▸ **PROBLEM STATEMENT**
In this exercise, return the whole listing exactly, excluding any images.

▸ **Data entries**
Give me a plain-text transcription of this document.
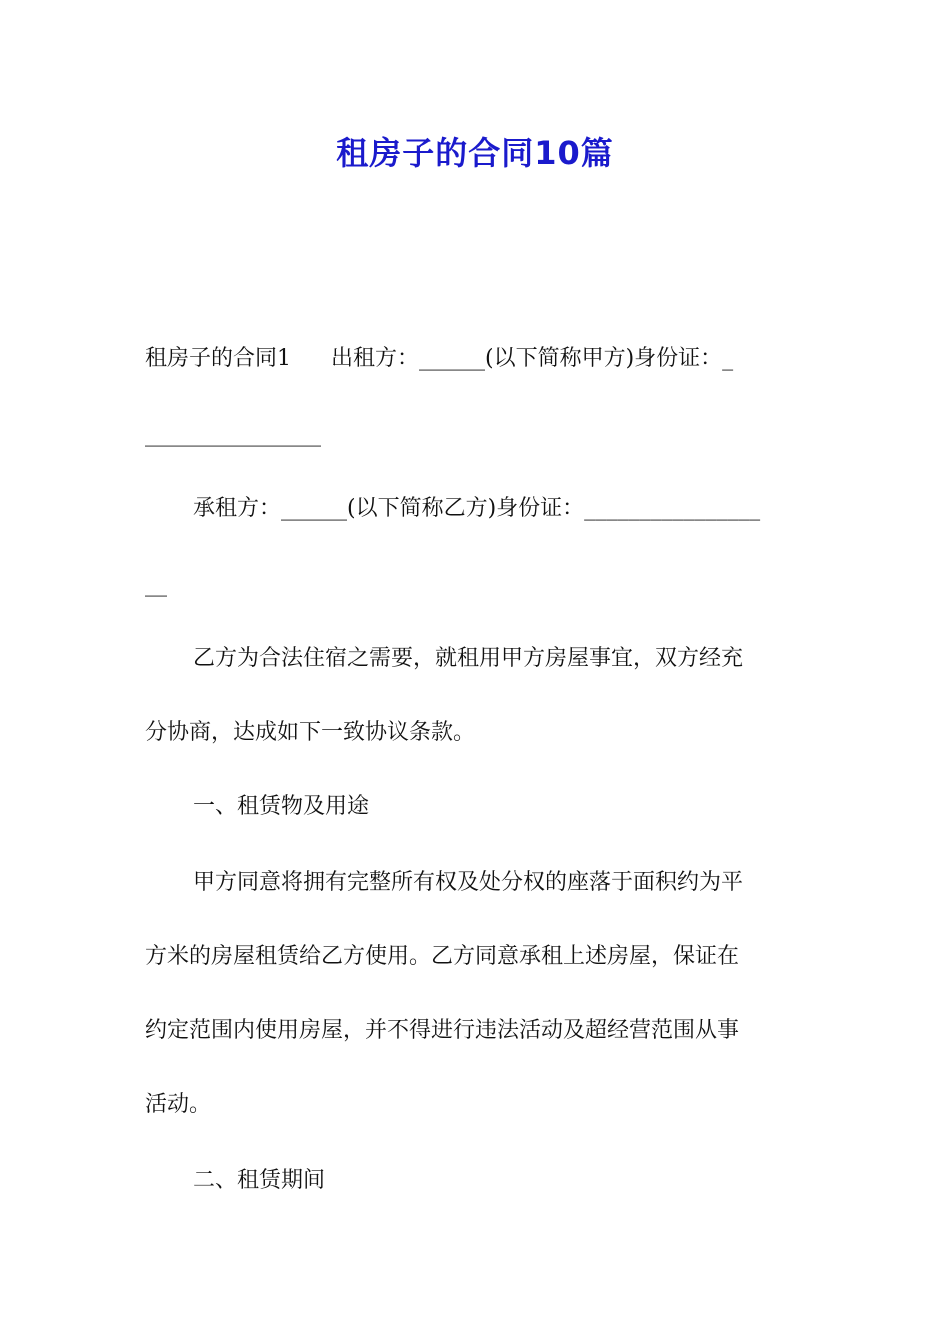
租房子的合同10篇
租房子的合同1 出租方：______(以下简称甲方)身份证：_
________________
承租方：______(以下简称乙方)身份证：________________
__
乙方为合法住宿之需要，就租用甲方房屋事宜，双方经充
分协商，达成如下一致协议条款。
一、租赁物及用途
甲方同意将拥有完整所有权及处分权的座落于面积约为平
方米的房屋租赁给乙方使用。乙方同意承租上述房屋，保证在
约定范围内使用房屋，并不得进行违法活动及超经营范围从事
活动。
二、租赁期间
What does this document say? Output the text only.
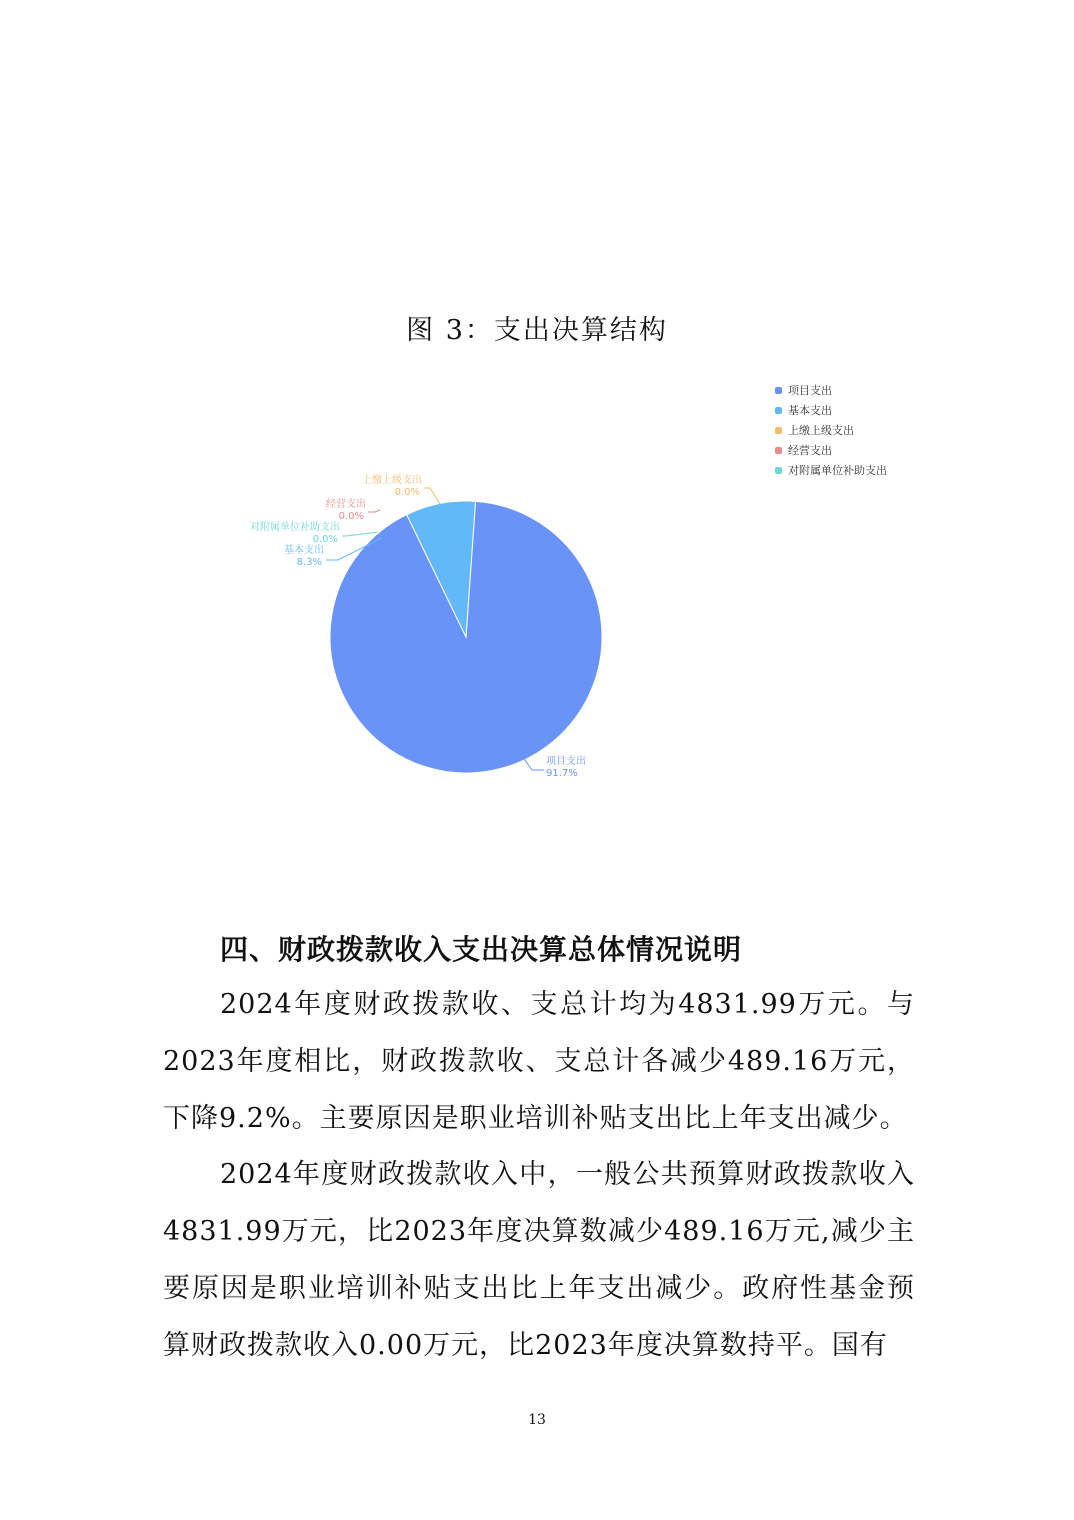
图 3：支出决算结构
项目支出
91.7%
基本支出
8.3%
上缴上级支出
0.0%
经营支出
0.0%
对附属单位补助支出
0.0%
项目支出
基本支出
上缴上级支出
经营支出
对附属单位补助支出
四、财政拨款收入支出决算总体情况说明
2024年度财政拨款收、支总计均为4831.99万元。与2023年度相比，财政拨款收、支总计各减少489.16万元，下降9.2%。主要原因是职业培训补贴支出比上年支出减少。
2024年度财政拨款收入中，一般公共预算财政拨款收入4831.99万元，比2023年度决算数减少489.16万元,减少主要原因是职业培训补贴支出比上年支出减少。政府性基金预算财政拨款收入0.00万元，比2023年度决算数持平。国有
13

▸ **OUTPUT BELOW**
Give me a plain-text transcription of this document.
租房子的合同10篇
租房子的合同1 出租方：______(以下简称甲方)身份证：_
________________
承租方：______(以下简称乙方)身份证：________________
__
乙方为合法住宿之需要，就租用甲方房屋事宜，双方经充
分协商，达成如下一致协议条款。
一、租赁物及用途
甲方同意将拥有完整所有权及处分权的座落于面积约为平
方米的房屋租赁给乙方使用。乙方同意承租上述房屋，保证在
约定范围内使用房屋，并不得进行违法活动及超经营范围从事
活动。
二、租赁期间
What does this document say? Output the text only.
图 3：支出决算结构
项目支出
91.7%
基本支出
8.3%
上缴上级支出
0.0%
经营支出
0.0%
对附属单位补助支出
0.0%
项目支出
基本支出
上缴上级支出
经营支出
对附属单位补助支出
四、财政拨款收入支出决算总体情况说明
2024年度财政拨款收、支总计均为4831.99万元。与2023年度相比，财政拨款收、支总计各减少489.16万元，下降9.2%。主要原因是职业培训补贴支出比上年支出减少。
2024年度财政拨款收入中，一般公共预算财政拨款收入4831.99万元，比2023年度决算数减少489.16万元,减少主要原因是职业培训补贴支出比上年支出减少。政府性基金预算财政拨款收入0.00万元，比2023年度决算数持平。国有
13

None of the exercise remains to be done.